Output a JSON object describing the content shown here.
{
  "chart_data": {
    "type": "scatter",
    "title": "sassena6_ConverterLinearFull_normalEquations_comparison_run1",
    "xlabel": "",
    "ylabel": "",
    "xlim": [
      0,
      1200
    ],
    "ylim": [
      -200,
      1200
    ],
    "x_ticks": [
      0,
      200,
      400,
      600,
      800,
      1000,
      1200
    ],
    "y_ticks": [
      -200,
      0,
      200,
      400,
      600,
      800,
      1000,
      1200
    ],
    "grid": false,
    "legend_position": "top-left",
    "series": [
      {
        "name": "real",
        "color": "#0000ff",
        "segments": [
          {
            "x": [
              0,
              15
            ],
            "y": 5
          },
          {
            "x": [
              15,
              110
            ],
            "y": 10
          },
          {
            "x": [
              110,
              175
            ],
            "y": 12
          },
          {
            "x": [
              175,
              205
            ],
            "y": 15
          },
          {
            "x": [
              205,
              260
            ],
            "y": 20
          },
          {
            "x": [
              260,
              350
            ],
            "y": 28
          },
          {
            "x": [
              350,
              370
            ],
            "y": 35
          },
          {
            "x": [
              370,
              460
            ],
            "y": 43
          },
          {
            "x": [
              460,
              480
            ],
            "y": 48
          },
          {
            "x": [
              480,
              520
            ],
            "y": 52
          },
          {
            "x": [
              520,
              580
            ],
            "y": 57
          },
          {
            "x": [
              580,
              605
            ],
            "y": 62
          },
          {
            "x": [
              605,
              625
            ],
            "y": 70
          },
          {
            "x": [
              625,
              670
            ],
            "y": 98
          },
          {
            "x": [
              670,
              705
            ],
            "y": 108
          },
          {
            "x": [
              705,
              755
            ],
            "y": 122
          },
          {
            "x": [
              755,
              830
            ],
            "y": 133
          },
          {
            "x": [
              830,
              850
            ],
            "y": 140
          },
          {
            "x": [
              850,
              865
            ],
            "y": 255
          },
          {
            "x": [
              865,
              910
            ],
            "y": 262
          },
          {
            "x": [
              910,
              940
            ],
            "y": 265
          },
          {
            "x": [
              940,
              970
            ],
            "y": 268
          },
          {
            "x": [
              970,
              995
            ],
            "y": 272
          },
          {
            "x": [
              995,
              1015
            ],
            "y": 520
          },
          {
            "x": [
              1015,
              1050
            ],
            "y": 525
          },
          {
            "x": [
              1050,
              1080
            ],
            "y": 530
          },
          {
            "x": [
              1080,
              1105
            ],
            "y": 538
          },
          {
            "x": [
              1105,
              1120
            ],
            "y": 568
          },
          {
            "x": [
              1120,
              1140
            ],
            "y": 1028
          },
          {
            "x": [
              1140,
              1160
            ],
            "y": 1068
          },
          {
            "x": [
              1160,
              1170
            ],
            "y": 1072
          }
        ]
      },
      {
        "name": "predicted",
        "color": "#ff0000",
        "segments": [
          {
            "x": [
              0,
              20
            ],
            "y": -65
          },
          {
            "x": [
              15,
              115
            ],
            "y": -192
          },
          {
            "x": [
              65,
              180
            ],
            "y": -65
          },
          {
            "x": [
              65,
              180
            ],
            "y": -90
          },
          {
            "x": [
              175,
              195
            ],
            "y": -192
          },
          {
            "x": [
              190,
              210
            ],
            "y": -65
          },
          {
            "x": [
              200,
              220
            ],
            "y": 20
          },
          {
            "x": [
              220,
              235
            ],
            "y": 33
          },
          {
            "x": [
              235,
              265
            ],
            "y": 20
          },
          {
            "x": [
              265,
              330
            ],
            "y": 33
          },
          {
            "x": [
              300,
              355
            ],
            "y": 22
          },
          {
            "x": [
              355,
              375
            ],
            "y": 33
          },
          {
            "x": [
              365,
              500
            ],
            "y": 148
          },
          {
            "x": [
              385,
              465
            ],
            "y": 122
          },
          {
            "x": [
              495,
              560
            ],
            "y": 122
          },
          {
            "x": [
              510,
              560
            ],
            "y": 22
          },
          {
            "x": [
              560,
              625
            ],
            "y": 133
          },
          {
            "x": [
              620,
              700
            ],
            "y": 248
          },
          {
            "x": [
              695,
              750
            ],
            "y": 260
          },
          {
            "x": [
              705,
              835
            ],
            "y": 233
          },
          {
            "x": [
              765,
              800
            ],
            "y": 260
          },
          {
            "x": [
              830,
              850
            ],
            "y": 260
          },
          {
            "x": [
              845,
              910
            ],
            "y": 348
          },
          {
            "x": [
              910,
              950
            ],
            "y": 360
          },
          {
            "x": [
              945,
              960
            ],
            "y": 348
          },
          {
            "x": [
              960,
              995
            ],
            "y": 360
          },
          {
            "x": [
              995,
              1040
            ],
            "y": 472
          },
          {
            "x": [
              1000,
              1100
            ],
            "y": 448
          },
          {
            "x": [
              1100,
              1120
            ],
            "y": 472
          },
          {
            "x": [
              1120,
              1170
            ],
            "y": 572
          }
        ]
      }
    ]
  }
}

Problem requirements. Print out all the entries precisely as written.

Completed exercise.
Output a JSON object describing the content shown here.
{
  "chart_data": {
    "type": "scatter",
    "title": "sassena6_ConverterLinearFull_normalEquations_comparison_run1",
    "xlabel": "",
    "ylabel": "",
    "xlim": [
      0,
      1200
    ],
    "ylim": [
      -200,
      1200
    ],
    "x_ticks": [
      0,
      200,
      400,
      600,
      800,
      1000,
      1200
    ],
    "y_ticks": [
      -200,
      0,
      200,
      400,
      600,
      800,
      1000,
      1200
    ],
    "grid": false,
    "legend_position": "top-left",
    "series": [
      {
        "name": "real",
        "color": "#0000ff",
        "segments": [
          {
            "x": [
              0,
              15
            ],
            "y": 5
          },
          {
            "x": [
              15,
              110
            ],
            "y": 10
          },
          {
            "x": [
              110,
              175
            ],
            "y": 12
          },
          {
            "x": [
              175,
              205
            ],
            "y": 15
          },
          {
            "x": [
              205,
              260
            ],
            "y": 20
          },
          {
            "x": [
              260,
              350
            ],
            "y": 28
          },
          {
            "x": [
              350,
              370
            ],
            "y": 35
          },
          {
            "x": [
              370,
              460
            ],
            "y": 43
          },
          {
            "x": [
              460,
              480
            ],
            "y": 48
          },
          {
            "x": [
              480,
              520
            ],
            "y": 52
          },
          {
            "x": [
              520,
              580
            ],
            "y": 57
          },
          {
            "x": [
              580,
              605
            ],
            "y": 62
          },
          {
            "x": [
              605,
              625
            ],
            "y": 70
          },
          {
            "x": [
              625,
              670
            ],
            "y": 98
          },
          {
            "x": [
              670,
              705
            ],
            "y": 108
          },
          {
            "x": [
              705,
              755
            ],
            "y": 122
          },
          {
            "x": [
              755,
              830
            ],
            "y": 133
          },
          {
            "x": [
              830,
              850
            ],
            "y": 140
          },
          {
            "x": [
              850,
              865
            ],
            "y": 255
          },
          {
            "x": [
              865,
              910
            ],
            "y": 262
          },
          {
            "x": [
              910,
              940
            ],
            "y": 265
          },
          {
            "x": [
              940,
              970
            ],
            "y": 268
          },
          {
            "x": [
              970,
              995
            ],
            "y": 272
          },
          {
            "x": [
              995,
              1015
            ],
            "y": 520
          },
          {
            "x": [
              1015,
              1050
            ],
            "y": 525
          },
          {
            "x": [
              1050,
              1080
            ],
            "y": 530
          },
          {
            "x": [
              1080,
              1105
            ],
            "y": 538
          },
          {
            "x": [
              1105,
              1120
            ],
            "y": 568
          },
          {
            "x": [
              1120,
              1140
            ],
            "y": 1028
          },
          {
            "x": [
              1140,
              1160
            ],
            "y": 1068
          },
          {
            "x": [
              1160,
              1170
            ],
            "y": 1072
          }
        ]
      },
      {
        "name": "predicted",
        "color": "#ff0000",
        "segments": [
          {
            "x": [
              0,
              20
            ],
            "y": -65
          },
          {
            "x": [
              15,
              115
            ],
            "y": -192
          },
          {
            "x": [
              65,
              180
            ],
            "y": -65
          },
          {
            "x": [
              65,
              180
            ],
            "y": -90
          },
          {
            "x": [
              175,
              195
            ],
            "y": -192
          },
          {
            "x": [
              190,
              210
            ],
            "y": -65
          },
          {
            "x": [
              200,
              220
            ],
            "y": 20
          },
          {
            "x": [
              220,
              235
            ],
            "y": 33
          },
          {
            "x": [
              235,
              265
            ],
            "y": 20
          },
          {
            "x": [
              265,
              330
            ],
            "y": 33
          },
          {
            "x": [
              300,
              355
            ],
            "y": 22
          },
          {
            "x": [
              355,
              375
            ],
            "y": 33
          },
          {
            "x": [
              365,
              500
            ],
            "y": 148
          },
          {
            "x": [
              385,
              465
            ],
            "y": 122
          },
          {
            "x": [
              495,
              560
            ],
            "y": 122
          },
          {
            "x": [
              510,
              560
            ],
            "y": 22
          },
          {
            "x": [
              560,
              625
            ],
            "y": 133
          },
          {
            "x": [
              620,
              700
            ],
            "y": 248
          },
          {
            "x": [
              695,
              750
            ],
            "y": 260
          },
          {
            "x": [
              705,
              835
            ],
            "y": 233
          },
          {
            "x": [
              765,
              800
            ],
            "y": 260
          },
          {
            "x": [
              830,
              850
            ],
            "y": 260
          },
          {
            "x": [
              845,
              910
            ],
            "y": 348
          },
          {
            "x": [
              910,
              950
            ],
            "y": 360
          },
          {
            "x": [
              945,
              960
            ],
            "y": 348
          },
          {
            "x": [
              960,
              995
            ],
            "y": 360
          },
          {
            "x": [
              995,
              1040
            ],
            "y": 472
          },
          {
            "x": [
              1000,
              1100
            ],
            "y": 448
          },
          {
            "x": [
              1100,
              1120
            ],
            "y": 472
          },
          {
            "x": [
              1120,
              1170
            ],
            "y": 572
          }
        ]
      }
    ]
  }
}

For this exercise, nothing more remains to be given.